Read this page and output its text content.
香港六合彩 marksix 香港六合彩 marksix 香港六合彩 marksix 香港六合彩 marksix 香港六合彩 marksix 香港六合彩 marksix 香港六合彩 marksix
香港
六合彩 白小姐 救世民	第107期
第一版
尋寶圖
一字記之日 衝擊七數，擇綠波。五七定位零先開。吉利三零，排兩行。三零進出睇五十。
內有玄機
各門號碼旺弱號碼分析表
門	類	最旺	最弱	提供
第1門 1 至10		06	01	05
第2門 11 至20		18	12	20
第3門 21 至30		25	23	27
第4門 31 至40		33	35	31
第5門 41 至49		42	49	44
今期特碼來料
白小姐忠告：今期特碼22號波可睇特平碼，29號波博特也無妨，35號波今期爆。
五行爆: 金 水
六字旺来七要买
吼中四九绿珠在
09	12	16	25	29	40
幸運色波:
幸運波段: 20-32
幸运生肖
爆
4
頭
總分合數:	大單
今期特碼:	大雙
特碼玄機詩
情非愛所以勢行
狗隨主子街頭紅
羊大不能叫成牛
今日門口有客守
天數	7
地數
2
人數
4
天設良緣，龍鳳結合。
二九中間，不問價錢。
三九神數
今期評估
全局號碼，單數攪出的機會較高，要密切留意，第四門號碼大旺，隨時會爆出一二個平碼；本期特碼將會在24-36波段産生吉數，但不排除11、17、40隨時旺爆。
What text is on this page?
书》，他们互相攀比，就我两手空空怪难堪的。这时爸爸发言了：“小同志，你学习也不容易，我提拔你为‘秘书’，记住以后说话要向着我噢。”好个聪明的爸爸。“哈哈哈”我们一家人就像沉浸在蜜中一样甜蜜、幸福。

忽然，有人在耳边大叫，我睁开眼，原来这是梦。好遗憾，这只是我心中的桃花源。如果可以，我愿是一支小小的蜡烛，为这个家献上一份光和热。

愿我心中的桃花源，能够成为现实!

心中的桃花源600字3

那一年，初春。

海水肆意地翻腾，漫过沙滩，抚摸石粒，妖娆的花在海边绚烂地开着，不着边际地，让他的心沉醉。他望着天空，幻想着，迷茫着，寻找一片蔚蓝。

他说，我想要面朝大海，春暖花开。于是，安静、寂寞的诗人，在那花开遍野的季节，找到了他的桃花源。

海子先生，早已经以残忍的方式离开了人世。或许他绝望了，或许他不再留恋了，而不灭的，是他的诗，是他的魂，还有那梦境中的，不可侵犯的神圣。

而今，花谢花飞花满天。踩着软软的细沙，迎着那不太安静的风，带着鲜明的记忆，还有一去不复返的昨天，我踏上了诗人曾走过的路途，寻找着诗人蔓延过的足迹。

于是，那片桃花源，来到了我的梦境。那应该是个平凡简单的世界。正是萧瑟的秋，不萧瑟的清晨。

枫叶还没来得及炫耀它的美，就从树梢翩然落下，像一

+++

### Written task
Lines that include the word "this" are to be extracted from the data above.

### Answer to the problem
Read this page and output its text content.
What text is on this page?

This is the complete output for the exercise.